### Task details
Look through the records below and collect all lines that hold the string "name".

[start of Dataset records]

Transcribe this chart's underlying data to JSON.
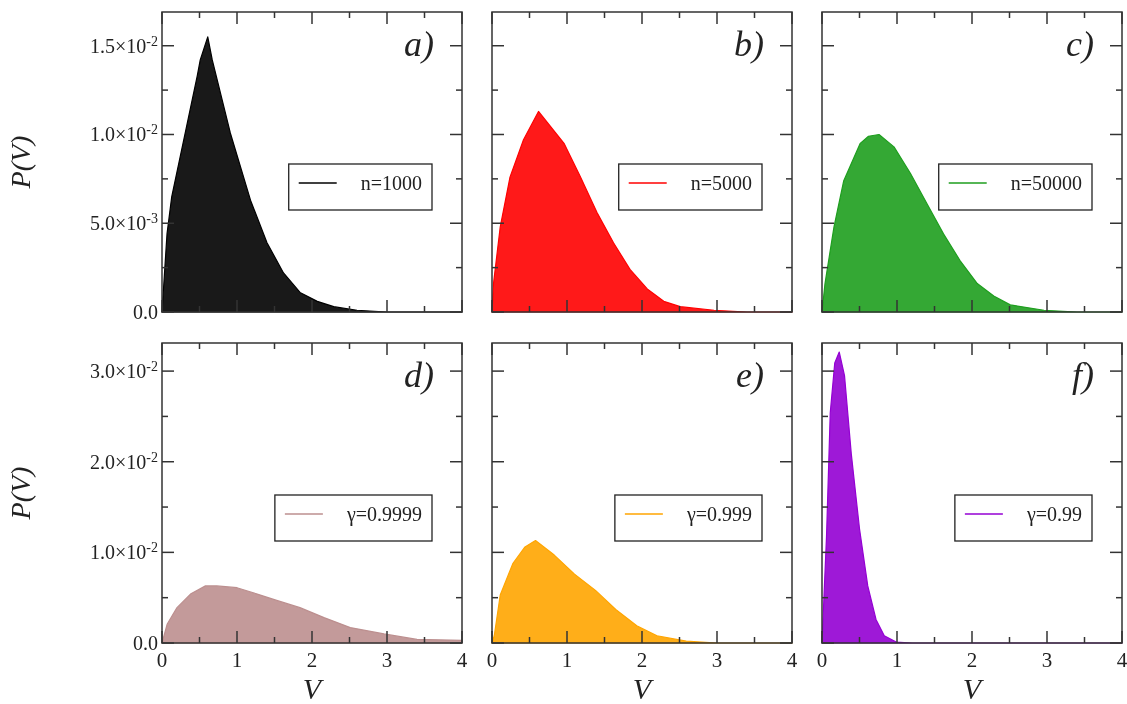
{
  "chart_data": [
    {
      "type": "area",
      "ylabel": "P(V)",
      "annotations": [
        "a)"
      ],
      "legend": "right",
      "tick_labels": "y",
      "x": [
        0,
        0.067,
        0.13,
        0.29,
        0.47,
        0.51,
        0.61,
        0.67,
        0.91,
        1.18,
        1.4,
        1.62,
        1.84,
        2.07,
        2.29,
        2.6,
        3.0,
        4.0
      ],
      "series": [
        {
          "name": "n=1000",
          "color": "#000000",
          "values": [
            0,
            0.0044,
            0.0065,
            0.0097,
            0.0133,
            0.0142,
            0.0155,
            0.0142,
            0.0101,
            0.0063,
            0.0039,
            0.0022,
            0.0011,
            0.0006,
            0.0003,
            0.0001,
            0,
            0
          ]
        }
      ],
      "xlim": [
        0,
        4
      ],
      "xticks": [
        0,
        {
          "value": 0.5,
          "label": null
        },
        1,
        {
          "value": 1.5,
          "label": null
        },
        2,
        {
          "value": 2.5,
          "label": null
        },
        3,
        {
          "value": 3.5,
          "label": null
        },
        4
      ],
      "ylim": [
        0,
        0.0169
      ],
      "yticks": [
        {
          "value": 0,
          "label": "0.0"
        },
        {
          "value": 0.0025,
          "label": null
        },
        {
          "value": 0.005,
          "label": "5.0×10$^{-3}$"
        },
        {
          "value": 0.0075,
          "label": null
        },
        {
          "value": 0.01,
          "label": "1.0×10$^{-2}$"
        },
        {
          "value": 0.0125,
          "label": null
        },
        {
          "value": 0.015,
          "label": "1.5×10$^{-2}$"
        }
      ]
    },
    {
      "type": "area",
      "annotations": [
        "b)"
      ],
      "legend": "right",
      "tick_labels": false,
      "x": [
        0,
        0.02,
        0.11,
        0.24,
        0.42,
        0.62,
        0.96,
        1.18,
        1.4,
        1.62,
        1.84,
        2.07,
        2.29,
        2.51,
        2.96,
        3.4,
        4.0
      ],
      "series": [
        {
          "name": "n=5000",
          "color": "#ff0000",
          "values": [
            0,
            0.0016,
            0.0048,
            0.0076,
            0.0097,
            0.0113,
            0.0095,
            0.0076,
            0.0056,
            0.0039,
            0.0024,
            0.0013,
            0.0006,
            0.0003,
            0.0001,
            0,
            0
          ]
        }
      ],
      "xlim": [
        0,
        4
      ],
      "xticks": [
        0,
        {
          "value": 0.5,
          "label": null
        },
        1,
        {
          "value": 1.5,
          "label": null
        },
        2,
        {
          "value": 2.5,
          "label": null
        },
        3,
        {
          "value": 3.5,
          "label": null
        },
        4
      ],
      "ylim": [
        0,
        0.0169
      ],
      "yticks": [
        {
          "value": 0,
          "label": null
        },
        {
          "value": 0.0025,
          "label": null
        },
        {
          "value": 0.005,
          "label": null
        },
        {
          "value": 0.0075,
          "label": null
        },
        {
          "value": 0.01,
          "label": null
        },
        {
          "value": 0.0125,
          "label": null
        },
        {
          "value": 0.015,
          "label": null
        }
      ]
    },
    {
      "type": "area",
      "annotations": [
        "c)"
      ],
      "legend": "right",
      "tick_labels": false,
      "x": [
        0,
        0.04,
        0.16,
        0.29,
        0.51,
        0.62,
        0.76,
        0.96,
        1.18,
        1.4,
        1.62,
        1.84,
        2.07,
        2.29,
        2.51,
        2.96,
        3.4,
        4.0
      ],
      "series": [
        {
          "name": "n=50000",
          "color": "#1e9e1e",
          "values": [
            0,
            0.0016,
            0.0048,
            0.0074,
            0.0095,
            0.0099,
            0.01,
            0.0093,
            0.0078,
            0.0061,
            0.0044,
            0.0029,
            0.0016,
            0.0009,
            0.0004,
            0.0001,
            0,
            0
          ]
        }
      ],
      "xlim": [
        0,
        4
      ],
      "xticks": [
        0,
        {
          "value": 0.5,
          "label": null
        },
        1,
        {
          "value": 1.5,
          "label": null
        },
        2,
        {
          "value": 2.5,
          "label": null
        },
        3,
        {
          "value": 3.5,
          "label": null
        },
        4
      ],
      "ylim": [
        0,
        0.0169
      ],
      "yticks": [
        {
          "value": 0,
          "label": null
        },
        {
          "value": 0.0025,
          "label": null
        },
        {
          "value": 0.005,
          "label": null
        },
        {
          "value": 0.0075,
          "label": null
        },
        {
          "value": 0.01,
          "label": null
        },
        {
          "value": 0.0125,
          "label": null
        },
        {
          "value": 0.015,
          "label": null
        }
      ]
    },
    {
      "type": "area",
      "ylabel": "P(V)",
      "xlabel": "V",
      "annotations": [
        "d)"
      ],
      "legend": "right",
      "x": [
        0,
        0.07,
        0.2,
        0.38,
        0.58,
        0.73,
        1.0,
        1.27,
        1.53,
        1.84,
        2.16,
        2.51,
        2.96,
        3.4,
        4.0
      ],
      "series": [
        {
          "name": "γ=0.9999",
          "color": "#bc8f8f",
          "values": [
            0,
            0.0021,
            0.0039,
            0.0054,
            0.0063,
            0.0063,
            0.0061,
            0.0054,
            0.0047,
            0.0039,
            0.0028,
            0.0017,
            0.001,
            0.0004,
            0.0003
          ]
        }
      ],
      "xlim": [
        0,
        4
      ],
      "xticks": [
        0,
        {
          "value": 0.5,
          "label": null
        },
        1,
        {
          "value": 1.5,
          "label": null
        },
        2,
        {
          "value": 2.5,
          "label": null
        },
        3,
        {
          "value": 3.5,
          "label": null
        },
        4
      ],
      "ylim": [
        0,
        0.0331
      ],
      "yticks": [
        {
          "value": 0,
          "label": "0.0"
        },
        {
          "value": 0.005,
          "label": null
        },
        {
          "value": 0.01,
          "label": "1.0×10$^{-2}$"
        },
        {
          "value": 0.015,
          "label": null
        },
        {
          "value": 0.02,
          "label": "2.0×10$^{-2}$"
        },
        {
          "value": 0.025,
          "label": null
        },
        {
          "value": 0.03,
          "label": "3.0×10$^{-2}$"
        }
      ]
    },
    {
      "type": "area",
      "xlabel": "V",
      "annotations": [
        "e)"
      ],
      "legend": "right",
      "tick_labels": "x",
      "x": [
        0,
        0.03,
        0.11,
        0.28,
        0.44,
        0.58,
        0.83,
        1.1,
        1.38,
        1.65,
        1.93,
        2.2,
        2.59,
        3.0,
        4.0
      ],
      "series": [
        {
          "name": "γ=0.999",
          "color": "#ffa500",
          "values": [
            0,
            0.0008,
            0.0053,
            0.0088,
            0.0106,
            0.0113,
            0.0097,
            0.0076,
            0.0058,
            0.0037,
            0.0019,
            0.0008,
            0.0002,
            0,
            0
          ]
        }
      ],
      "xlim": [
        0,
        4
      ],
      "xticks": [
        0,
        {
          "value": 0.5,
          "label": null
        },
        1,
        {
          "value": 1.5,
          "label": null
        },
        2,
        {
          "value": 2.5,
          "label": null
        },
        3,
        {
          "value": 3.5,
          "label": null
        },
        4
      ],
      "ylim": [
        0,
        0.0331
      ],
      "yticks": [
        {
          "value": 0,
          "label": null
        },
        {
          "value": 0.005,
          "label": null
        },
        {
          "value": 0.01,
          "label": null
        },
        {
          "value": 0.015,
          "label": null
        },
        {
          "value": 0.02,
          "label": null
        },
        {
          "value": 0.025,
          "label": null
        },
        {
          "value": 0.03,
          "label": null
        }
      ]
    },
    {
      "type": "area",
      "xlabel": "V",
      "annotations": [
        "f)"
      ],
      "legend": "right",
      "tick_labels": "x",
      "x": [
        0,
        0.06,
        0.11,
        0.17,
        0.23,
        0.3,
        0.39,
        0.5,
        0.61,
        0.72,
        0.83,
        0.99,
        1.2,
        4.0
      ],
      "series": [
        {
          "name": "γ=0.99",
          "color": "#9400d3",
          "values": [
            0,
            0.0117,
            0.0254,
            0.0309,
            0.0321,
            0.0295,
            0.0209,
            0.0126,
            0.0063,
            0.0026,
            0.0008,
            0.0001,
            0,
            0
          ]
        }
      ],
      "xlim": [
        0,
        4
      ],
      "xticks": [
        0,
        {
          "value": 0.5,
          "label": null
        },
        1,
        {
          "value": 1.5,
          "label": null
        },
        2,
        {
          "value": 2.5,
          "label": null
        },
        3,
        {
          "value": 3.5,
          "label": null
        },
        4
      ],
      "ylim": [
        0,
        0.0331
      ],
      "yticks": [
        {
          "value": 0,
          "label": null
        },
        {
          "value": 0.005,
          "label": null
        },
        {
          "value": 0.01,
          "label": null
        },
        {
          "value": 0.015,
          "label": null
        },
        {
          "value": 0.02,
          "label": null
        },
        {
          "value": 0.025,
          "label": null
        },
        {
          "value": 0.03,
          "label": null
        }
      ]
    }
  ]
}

[end of Dataset records]

### Expected answer
          "name": "n=1000",
          "name": "n=5000",
          "name": "n=50000",
          "name": "γ=0.9999",
          "name": "γ=0.999",
          "name": "γ=0.99",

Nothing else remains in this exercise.